— START —

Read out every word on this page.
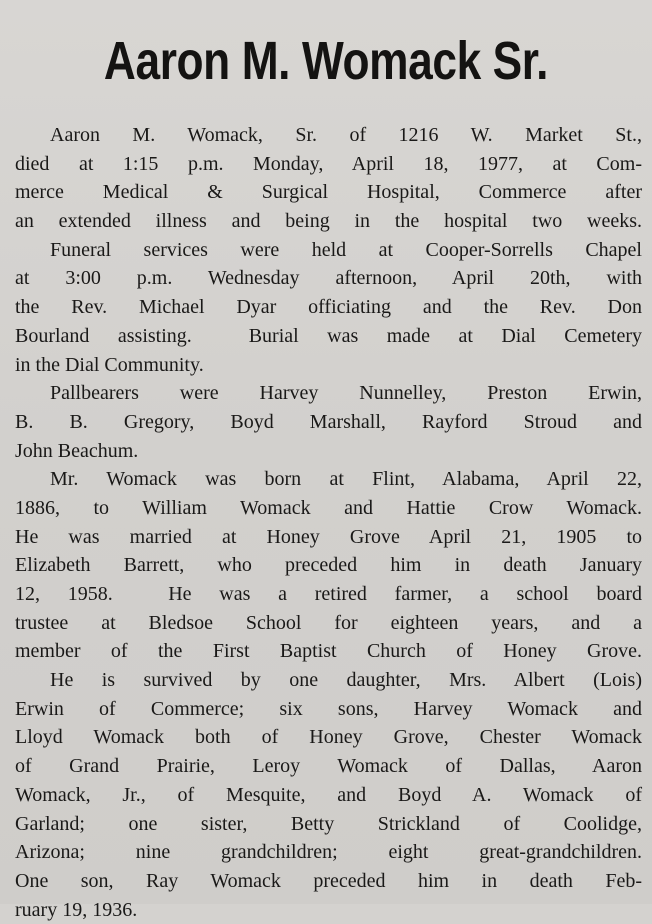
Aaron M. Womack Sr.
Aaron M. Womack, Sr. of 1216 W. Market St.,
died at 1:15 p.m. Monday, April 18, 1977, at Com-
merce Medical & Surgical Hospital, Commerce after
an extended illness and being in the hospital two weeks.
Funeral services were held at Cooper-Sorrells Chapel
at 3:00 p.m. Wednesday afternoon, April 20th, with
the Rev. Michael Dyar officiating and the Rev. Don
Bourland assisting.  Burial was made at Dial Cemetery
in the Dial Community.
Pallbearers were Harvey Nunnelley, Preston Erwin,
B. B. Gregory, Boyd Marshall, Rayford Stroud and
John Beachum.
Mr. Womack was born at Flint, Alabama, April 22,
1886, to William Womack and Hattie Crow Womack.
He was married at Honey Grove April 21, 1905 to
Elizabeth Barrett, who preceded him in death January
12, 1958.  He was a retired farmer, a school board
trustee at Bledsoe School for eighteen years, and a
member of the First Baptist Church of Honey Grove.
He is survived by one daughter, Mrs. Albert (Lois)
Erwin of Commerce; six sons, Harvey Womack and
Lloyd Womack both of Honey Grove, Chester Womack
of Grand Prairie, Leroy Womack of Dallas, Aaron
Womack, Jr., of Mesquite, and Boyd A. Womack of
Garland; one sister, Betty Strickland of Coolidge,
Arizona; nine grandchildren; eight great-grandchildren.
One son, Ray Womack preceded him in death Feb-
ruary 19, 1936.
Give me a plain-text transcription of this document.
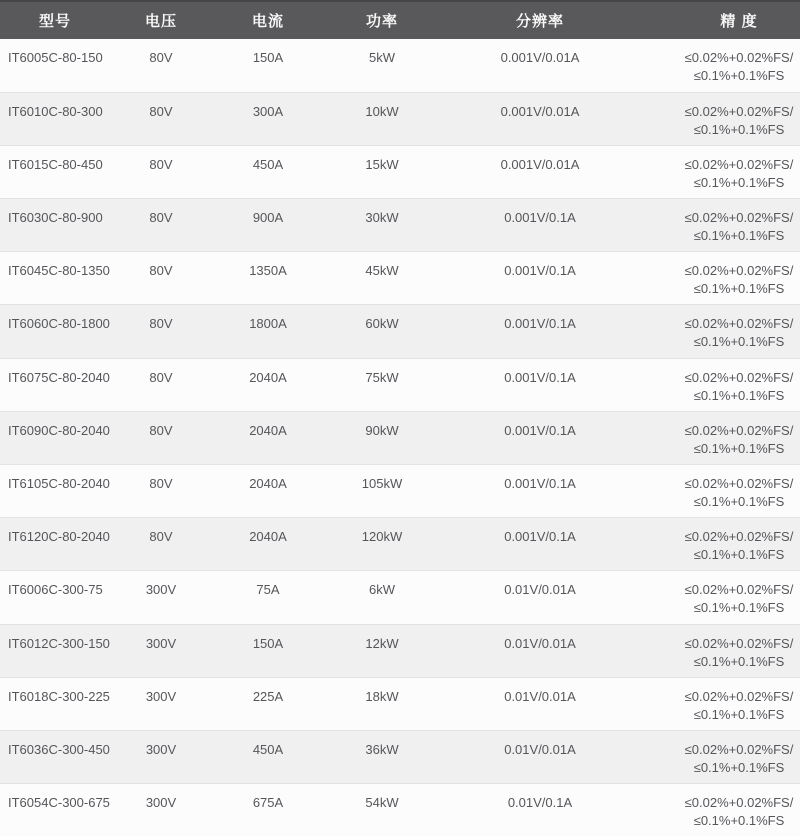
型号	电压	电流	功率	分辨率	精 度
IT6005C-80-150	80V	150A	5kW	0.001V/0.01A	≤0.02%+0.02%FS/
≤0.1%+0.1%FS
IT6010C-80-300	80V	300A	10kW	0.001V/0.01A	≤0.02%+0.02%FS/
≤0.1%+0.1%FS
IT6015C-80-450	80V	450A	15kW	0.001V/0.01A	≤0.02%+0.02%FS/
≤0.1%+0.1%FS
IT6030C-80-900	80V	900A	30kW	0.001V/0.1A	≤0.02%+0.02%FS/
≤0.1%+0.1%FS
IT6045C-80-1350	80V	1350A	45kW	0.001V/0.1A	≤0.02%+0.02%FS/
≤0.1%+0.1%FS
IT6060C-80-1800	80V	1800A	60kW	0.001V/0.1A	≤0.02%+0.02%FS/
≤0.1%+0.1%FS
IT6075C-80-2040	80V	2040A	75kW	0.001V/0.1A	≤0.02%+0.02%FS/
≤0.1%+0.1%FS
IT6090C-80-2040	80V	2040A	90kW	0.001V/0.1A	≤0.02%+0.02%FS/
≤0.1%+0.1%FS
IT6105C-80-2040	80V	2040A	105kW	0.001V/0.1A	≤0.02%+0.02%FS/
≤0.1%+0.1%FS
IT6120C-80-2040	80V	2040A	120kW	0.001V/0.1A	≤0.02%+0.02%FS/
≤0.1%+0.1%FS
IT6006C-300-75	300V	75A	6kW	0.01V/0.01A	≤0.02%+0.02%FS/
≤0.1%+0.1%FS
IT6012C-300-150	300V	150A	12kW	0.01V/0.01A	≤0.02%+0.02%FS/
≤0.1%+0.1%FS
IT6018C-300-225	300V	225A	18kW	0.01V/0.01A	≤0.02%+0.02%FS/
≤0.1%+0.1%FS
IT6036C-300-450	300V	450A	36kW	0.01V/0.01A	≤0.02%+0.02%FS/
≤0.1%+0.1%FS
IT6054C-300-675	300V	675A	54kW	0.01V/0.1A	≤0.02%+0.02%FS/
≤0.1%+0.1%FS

— END —

Extract all lines that hold the word "were".

Funeral services were held at Cooper-Sorrells Chapel
Pallbearers were Harvey Nunnelley, Preston Erwin,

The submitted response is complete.